◆ **Exercise goal**
What number of lines in the material contain the word "link"? Give that number alone.

%%

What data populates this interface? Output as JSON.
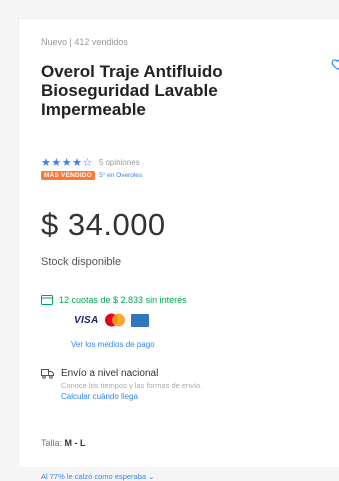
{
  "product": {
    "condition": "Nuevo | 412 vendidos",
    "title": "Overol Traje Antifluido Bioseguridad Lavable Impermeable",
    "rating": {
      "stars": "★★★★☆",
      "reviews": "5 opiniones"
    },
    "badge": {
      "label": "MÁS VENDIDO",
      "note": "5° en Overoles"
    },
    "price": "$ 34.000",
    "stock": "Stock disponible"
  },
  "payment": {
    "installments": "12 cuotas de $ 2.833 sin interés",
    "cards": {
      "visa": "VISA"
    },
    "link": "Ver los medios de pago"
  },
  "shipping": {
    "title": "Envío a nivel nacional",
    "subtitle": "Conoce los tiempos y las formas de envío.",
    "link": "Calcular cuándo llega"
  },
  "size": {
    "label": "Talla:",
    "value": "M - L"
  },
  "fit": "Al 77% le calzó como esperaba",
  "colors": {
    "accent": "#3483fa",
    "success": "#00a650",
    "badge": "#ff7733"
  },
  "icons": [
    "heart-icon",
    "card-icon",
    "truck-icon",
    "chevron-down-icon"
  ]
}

%%

◆ **Full response**
2